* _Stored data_
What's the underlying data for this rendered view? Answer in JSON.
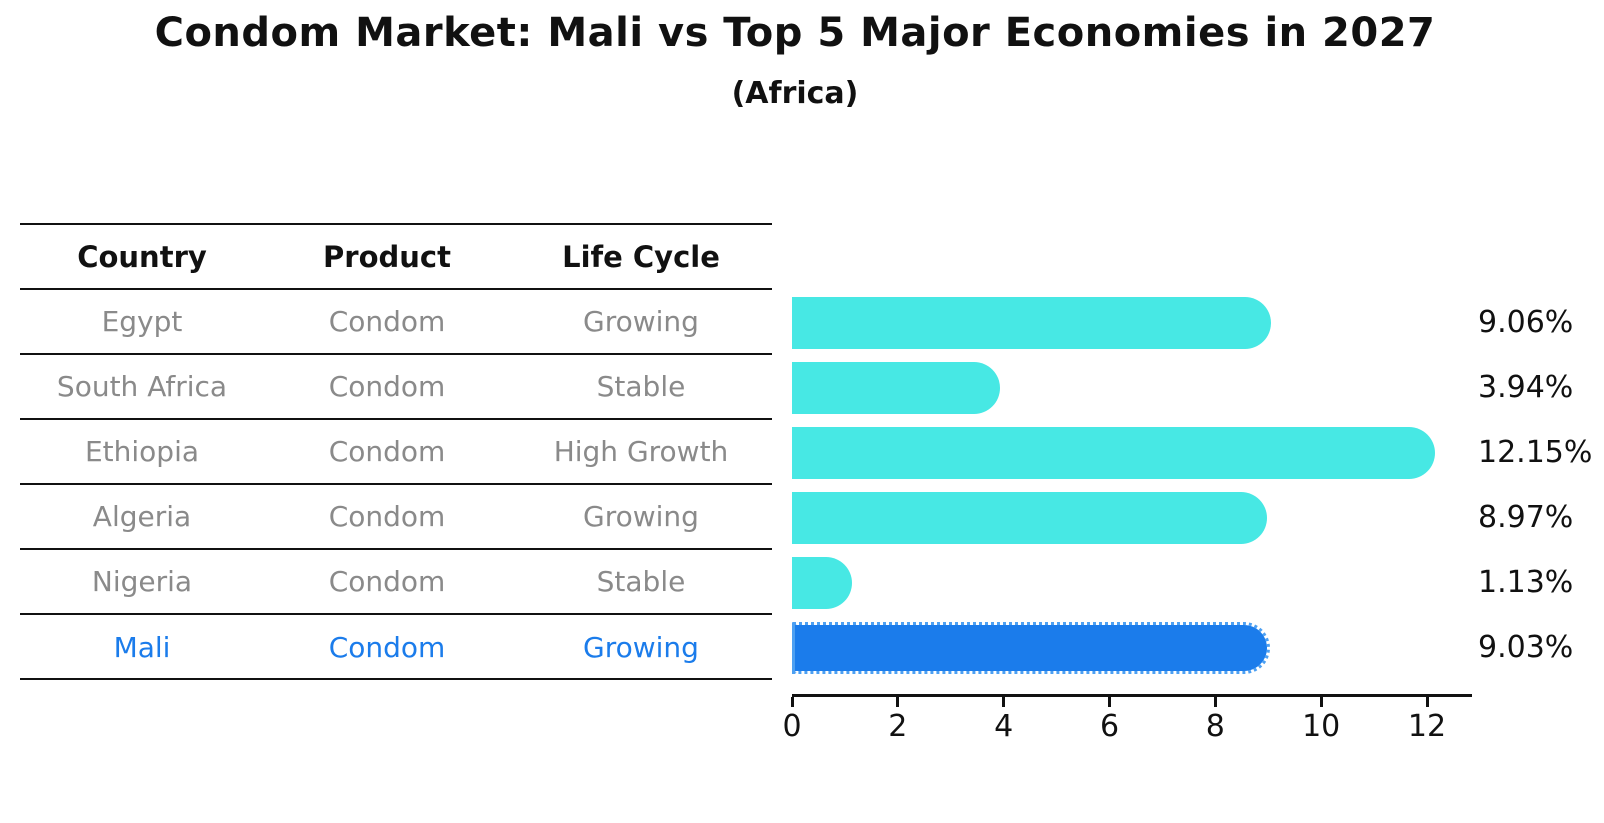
{
  "title": "Condom Market: Mali vs Top 5 Major Economies in 2027",
  "subtitle": "(Africa)",
  "table": {
    "headers": {
      "country": "Country",
      "product": "Product",
      "life_cycle": "Life Cycle"
    },
    "rows": [
      {
        "country": "Egypt",
        "product": "Condom",
        "life_cycle": "Growing"
      },
      {
        "country": "South Africa",
        "product": "Condom",
        "life_cycle": "Stable"
      },
      {
        "country": "Ethiopia",
        "product": "Condom",
        "life_cycle": "High Growth"
      },
      {
        "country": "Algeria",
        "product": "Condom",
        "life_cycle": "Growing"
      },
      {
        "country": "Nigeria",
        "product": "Condom",
        "life_cycle": "Stable"
      },
      {
        "country": "Mali",
        "product": "Condom",
        "life_cycle": "Growing"
      }
    ]
  },
  "chart_data": {
    "type": "bar",
    "orientation": "horizontal",
    "title": "Condom Market: Mali vs Top 5 Major Economies in 2027",
    "subtitle": "(Africa)",
    "categories": [
      "Egypt",
      "South Africa",
      "Ethiopia",
      "Algeria",
      "Nigeria",
      "Mali"
    ],
    "values": [
      9.06,
      3.94,
      12.15,
      8.97,
      1.13,
      9.03
    ],
    "value_labels": [
      "9.06%",
      "3.94%",
      "12.15%",
      "8.97%",
      "1.13%",
      "9.03%"
    ],
    "x_ticks": [
      0,
      2,
      4,
      6,
      8,
      10,
      12
    ],
    "xlim": [
      0,
      12.85
    ],
    "grid": false,
    "legend": null,
    "highlight_index": 5,
    "bar_color": "#47E8E4",
    "highlight_color": "#1B7CEB",
    "highlight_dot_color": "#4DA0F2"
  }
}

* _Goal of the exercise_
Quote the material in full and exactly; do not carry over its pictures.

* _Correct result_
What's the underlying data for this rendered view? Answer in JSON.
{
  "title": "Condom Market: Mali vs Top 5 Major Economies in 2027",
  "subtitle": "(Africa)",
  "table": {
    "headers": {
      "country": "Country",
      "product": "Product",
      "life_cycle": "Life Cycle"
    },
    "rows": [
      {
        "country": "Egypt",
        "product": "Condom",
        "life_cycle": "Growing"
      },
      {
        "country": "South Africa",
        "product": "Condom",
        "life_cycle": "Stable"
      },
      {
        "country": "Ethiopia",
        "product": "Condom",
        "life_cycle": "High Growth"
      },
      {
        "country": "Algeria",
        "product": "Condom",
        "life_cycle": "Growing"
      },
      {
        "country": "Nigeria",
        "product": "Condom",
        "life_cycle": "Stable"
      },
      {
        "country": "Mali",
        "product": "Condom",
        "life_cycle": "Growing"
      }
    ]
  },
  "chart_data": {
    "type": "bar",
    "orientation": "horizontal",
    "title": "Condom Market: Mali vs Top 5 Major Economies in 2027",
    "subtitle": "(Africa)",
    "categories": [
      "Egypt",
      "South Africa",
      "Ethiopia",
      "Algeria",
      "Nigeria",
      "Mali"
    ],
    "values": [
      9.06,
      3.94,
      12.15,
      8.97,
      1.13,
      9.03
    ],
    "value_labels": [
      "9.06%",
      "3.94%",
      "12.15%",
      "8.97%",
      "1.13%",
      "9.03%"
    ],
    "x_ticks": [
      0,
      2,
      4,
      6,
      8,
      10,
      12
    ],
    "xlim": [
      0,
      12.85
    ],
    "grid": false,
    "legend": null,
    "highlight_index": 5,
    "bar_color": "#47E8E4",
    "highlight_color": "#1B7CEB",
    "highlight_dot_color": "#4DA0F2"
  }
}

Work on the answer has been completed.